-- START DATA FOR PROCESSING --
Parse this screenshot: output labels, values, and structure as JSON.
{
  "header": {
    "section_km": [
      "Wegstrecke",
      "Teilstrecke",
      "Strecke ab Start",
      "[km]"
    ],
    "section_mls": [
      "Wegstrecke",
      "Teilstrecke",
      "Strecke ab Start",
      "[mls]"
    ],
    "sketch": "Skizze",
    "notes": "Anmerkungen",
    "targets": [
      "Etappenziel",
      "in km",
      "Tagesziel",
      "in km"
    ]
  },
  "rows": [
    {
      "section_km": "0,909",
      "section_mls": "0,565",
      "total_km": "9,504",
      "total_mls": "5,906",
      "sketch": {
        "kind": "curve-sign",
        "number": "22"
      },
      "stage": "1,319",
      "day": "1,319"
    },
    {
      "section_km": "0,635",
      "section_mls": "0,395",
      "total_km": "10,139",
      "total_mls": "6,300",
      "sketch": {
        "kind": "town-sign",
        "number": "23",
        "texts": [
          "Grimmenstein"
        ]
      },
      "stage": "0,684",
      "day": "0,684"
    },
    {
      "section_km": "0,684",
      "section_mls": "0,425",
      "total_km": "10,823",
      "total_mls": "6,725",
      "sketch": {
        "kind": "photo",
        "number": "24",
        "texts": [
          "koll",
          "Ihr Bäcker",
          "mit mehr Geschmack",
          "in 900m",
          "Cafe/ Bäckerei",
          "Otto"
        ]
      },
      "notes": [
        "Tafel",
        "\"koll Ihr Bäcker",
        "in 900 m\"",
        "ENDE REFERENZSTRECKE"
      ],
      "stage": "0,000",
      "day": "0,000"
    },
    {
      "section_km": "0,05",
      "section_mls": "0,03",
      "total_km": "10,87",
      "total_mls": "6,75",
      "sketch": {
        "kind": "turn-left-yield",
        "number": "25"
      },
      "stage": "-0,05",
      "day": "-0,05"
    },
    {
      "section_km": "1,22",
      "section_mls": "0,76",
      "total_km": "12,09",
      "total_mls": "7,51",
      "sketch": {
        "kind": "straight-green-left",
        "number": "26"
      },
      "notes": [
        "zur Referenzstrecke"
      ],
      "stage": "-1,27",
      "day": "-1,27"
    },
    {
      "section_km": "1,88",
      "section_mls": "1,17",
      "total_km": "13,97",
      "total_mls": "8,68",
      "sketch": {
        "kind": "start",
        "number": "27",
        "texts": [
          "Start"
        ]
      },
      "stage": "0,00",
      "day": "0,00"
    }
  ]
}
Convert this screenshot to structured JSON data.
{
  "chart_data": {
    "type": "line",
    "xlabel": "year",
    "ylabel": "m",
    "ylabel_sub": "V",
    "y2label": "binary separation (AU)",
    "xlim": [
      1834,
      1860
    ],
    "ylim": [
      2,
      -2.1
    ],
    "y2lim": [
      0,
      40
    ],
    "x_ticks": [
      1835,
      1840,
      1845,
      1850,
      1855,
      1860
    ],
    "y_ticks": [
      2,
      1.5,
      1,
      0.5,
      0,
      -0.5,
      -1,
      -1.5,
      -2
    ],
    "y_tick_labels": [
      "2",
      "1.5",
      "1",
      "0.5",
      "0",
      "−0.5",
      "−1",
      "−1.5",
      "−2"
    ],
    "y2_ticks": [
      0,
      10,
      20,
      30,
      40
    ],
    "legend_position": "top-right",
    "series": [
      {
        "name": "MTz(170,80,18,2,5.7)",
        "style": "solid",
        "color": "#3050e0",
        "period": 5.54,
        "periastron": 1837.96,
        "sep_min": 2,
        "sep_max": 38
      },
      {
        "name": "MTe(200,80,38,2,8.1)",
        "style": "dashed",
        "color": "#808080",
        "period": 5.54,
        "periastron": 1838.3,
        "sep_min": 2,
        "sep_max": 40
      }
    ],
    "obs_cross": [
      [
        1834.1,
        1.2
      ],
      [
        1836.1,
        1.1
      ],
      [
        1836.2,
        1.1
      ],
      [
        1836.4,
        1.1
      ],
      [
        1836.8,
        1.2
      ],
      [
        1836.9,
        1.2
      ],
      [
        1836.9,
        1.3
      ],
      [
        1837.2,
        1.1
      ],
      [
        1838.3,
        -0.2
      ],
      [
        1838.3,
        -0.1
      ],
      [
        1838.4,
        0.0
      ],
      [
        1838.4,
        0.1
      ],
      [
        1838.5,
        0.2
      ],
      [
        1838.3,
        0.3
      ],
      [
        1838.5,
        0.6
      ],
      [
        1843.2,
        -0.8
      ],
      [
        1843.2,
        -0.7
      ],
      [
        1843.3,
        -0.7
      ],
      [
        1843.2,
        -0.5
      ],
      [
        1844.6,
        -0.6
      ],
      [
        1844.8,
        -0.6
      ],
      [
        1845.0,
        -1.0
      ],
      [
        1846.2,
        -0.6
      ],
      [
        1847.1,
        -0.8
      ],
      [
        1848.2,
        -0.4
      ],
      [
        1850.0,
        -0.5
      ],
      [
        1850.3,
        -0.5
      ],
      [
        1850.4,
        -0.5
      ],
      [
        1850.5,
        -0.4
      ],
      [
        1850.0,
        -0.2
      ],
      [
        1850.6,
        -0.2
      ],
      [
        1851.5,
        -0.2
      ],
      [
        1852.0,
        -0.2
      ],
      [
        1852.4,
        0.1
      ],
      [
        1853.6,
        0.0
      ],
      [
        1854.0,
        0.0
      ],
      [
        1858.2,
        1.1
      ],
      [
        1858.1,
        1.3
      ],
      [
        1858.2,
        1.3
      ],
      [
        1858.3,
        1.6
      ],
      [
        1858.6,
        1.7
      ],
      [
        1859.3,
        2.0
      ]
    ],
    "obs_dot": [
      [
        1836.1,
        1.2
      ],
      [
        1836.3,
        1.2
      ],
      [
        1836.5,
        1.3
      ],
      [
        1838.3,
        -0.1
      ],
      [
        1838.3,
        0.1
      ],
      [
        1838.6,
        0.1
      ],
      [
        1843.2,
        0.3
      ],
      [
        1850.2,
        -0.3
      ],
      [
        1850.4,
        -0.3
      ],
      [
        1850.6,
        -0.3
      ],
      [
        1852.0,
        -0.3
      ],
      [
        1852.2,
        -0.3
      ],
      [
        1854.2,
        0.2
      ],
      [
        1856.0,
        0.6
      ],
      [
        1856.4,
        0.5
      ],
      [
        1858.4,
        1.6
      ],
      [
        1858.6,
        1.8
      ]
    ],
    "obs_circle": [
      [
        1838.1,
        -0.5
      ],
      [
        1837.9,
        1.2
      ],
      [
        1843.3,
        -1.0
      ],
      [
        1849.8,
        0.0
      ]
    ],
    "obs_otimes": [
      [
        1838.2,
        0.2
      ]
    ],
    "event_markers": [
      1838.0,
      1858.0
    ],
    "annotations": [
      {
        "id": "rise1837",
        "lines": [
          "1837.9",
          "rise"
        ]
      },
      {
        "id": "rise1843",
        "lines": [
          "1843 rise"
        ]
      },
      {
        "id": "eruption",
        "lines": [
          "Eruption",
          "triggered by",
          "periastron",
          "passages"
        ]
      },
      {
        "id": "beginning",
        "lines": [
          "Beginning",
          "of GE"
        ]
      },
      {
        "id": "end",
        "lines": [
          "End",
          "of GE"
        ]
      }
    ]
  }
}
-- END DATA FOR PROCESSING --
## TASK INSTRUCTIONS
Read the entries and show each line that mentions "number".

## PROBLEM SOLUTION
        "number": "22"
        "number": "23",
        "number": "24",
        "number": "25"
        "number": "26"
        "number": "27",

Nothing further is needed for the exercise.